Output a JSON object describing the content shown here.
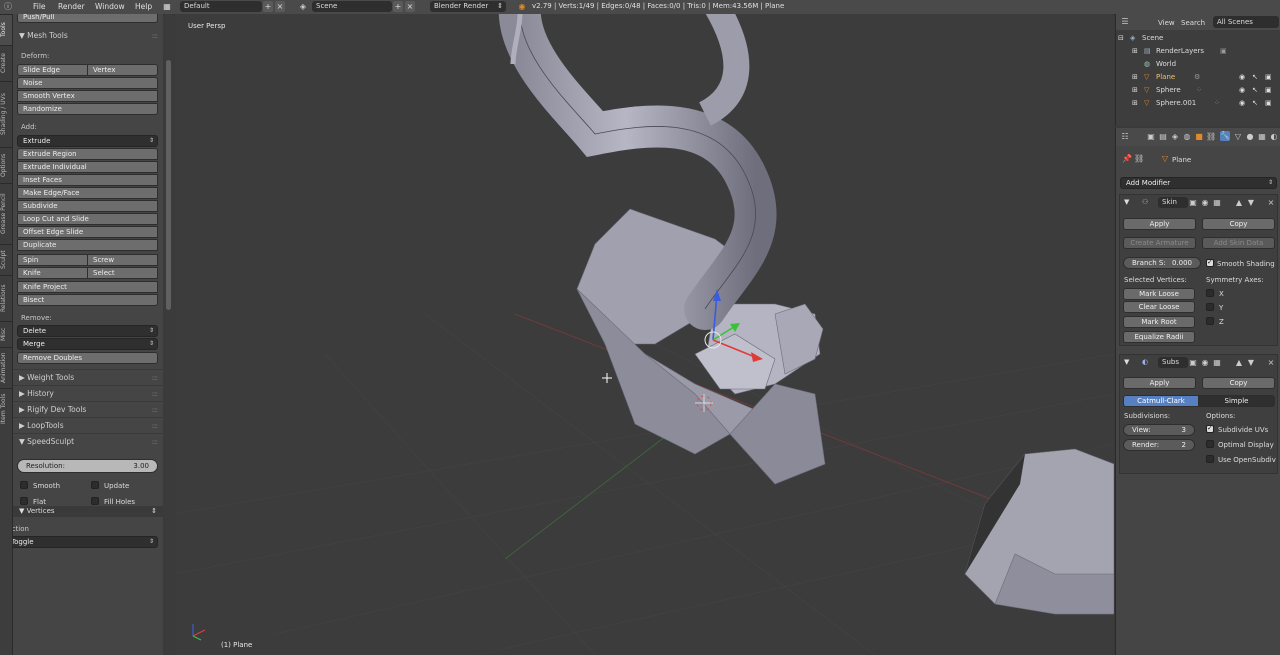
{
  "topbar": {
    "menus": [
      "File",
      "Render",
      "Window",
      "Help"
    ],
    "layout": "Default",
    "scene": "Scene",
    "engine": "Blender Render",
    "stats": "v2.79 | Verts:1/49 | Edges:0/48 | Faces:0/0 | Tris:0 | Mem:43.56M | Plane"
  },
  "lefttabs": [
    "Tools",
    "Create",
    "Shading / UVs",
    "Options",
    "Grease Pencil",
    "Sculpt",
    "Relations",
    "Misc",
    "Animation",
    "Item Tools"
  ],
  "tools": {
    "top_item": "Push/Pull",
    "mesh_tools": "Mesh Tools",
    "deform_label": "Deform:",
    "slide_edge": "Slide Edge",
    "vertex": "Vertex",
    "noise": "Noise",
    "smooth_vertex": "Smooth Vertex",
    "randomize": "Randomize",
    "add_label": "Add:",
    "extrude": "Extrude",
    "extrude_region": "Extrude Region",
    "extrude_individual": "Extrude Individual",
    "inset_faces": "Inset Faces",
    "make_edge_face": "Make Edge/Face",
    "subdivide": "Subdivide",
    "loop_cut": "Loop Cut and Slide",
    "offset_edge": "Offset Edge Slide",
    "duplicate": "Duplicate",
    "spin": "Spin",
    "screw": "Screw",
    "knife": "Knife",
    "select": "Select",
    "knife_project": "Knife Project",
    "bisect": "Bisect",
    "remove_label": "Remove:",
    "delete": "Delete",
    "merge": "Merge",
    "remove_doubles": "Remove Doubles",
    "sections": [
      "Weight Tools",
      "History",
      "Rigify Dev Tools",
      "LoopTools"
    ],
    "speedsculpt": "SpeedSculpt",
    "resolution_label": "Resolution:",
    "resolution_value": "3.00",
    "smooth": "Smooth",
    "update": "Update",
    "flat": "Flat",
    "fill_holes": "Fill Holes",
    "vertices": "Vertices",
    "action_label": "Action",
    "toggle": "Toggle"
  },
  "viewport": {
    "view_label": "User Persp",
    "object_label": "(1) Plane"
  },
  "outliner": {
    "view": "View",
    "search": "Search",
    "all_scenes": "All Scenes",
    "items": [
      "Scene",
      "RenderLayers",
      "World",
      "Plane",
      "Sphere",
      "Sphere.001"
    ]
  },
  "properties": {
    "object": "Plane",
    "add_modifier": "Add Modifier",
    "skin": {
      "name": "Skin",
      "apply": "Apply",
      "copy": "Copy",
      "create_armature": "Create Armature",
      "add_skin_data": "Add Skin Data",
      "branch_label": "Branch S:",
      "branch_value": "0.000",
      "smooth_shading": "Smooth Shading",
      "selected_vertices": "Selected Vertices:",
      "symmetry_axes": "Symmetry Axes:",
      "mark_loose": "Mark Loose",
      "clear_loose": "Clear Loose",
      "mark_root": "Mark Root",
      "equalize_radii": "Equalize Radii",
      "axes": [
        "X",
        "Y",
        "Z"
      ]
    },
    "subsurf": {
      "name": "Subs",
      "apply": "Apply",
      "copy": "Copy",
      "catmull": "Catmull-Clark",
      "simple": "Simple",
      "subdivisions": "Subdivisions:",
      "options": "Options:",
      "view_label": "View:",
      "view_value": "3",
      "render_label": "Render:",
      "render_value": "2",
      "subdivide_uvs": "Subdivide UVs",
      "optimal_display": "Optimal Display",
      "use_opensubdiv": "Use OpenSubdiv"
    }
  },
  "colors": {
    "accent": "#5680c2",
    "background": "#3c3c3c",
    "panel": "#454545"
  }
}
= = = = =
All of the lines above should be printed exactly, minus the pictures.

Output a JSON object describing the content shown here.
{
  "topbar": {
    "menus": [
      "File",
      "Render",
      "Window",
      "Help"
    ],
    "layout": "Default",
    "scene": "Scene",
    "engine": "Blender Render",
    "stats": "v2.79 | Verts:1/49 | Edges:0/48 | Faces:0/0 | Tris:0 | Mem:43.56M | Plane"
  },
  "lefttabs": [
    "Tools",
    "Create",
    "Shading / UVs",
    "Options",
    "Grease Pencil",
    "Sculpt",
    "Relations",
    "Misc",
    "Animation",
    "Item Tools"
  ],
  "tools": {
    "top_item": "Push/Pull",
    "mesh_tools": "Mesh Tools",
    "deform_label": "Deform:",
    "slide_edge": "Slide Edge",
    "vertex": "Vertex",
    "noise": "Noise",
    "smooth_vertex": "Smooth Vertex",
    "randomize": "Randomize",
    "add_label": "Add:",
    "extrude": "Extrude",
    "extrude_region": "Extrude Region",
    "extrude_individual": "Extrude Individual",
    "inset_faces": "Inset Faces",
    "make_edge_face": "Make Edge/Face",
    "subdivide": "Subdivide",
    "loop_cut": "Loop Cut and Slide",
    "offset_edge": "Offset Edge Slide",
    "duplicate": "Duplicate",
    "spin": "Spin",
    "screw": "Screw",
    "knife": "Knife",
    "select": "Select",
    "knife_project": "Knife Project",
    "bisect": "Bisect",
    "remove_label": "Remove:",
    "delete": "Delete",
    "merge": "Merge",
    "remove_doubles": "Remove Doubles",
    "sections": [
      "Weight Tools",
      "History",
      "Rigify Dev Tools",
      "LoopTools"
    ],
    "speedsculpt": "SpeedSculpt",
    "resolution_label": "Resolution:",
    "resolution_value": "3.00",
    "smooth": "Smooth",
    "update": "Update",
    "flat": "Flat",
    "fill_holes": "Fill Holes",
    "vertices": "Vertices",
    "action_label": "Action",
    "toggle": "Toggle"
  },
  "viewport": {
    "view_label": "User Persp",
    "object_label": "(1) Plane"
  },
  "outliner": {
    "view": "View",
    "search": "Search",
    "all_scenes": "All Scenes",
    "items": [
      "Scene",
      "RenderLayers",
      "World",
      "Plane",
      "Sphere",
      "Sphere.001"
    ]
  },
  "properties": {
    "object": "Plane",
    "add_modifier": "Add Modifier",
    "skin": {
      "name": "Skin",
      "apply": "Apply",
      "copy": "Copy",
      "create_armature": "Create Armature",
      "add_skin_data": "Add Skin Data",
      "branch_label": "Branch S:",
      "branch_value": "0.000",
      "smooth_shading": "Smooth Shading",
      "selected_vertices": "Selected Vertices:",
      "symmetry_axes": "Symmetry Axes:",
      "mark_loose": "Mark Loose",
      "clear_loose": "Clear Loose",
      "mark_root": "Mark Root",
      "equalize_radii": "Equalize Radii",
      "axes": [
        "X",
        "Y",
        "Z"
      ]
    },
    "subsurf": {
      "name": "Subs",
      "apply": "Apply",
      "copy": "Copy",
      "catmull": "Catmull-Clark",
      "simple": "Simple",
      "subdivisions": "Subdivisions:",
      "options": "Options:",
      "view_label": "View:",
      "view_value": "3",
      "render_label": "Render:",
      "render_value": "2",
      "subdivide_uvs": "Subdivide UVs",
      "optimal_display": "Optimal Display",
      "use_opensubdiv": "Use OpenSubdiv"
    }
  },
  "colors": {
    "accent": "#5680c2",
    "background": "#3c3c3c",
    "panel": "#454545"
  }
}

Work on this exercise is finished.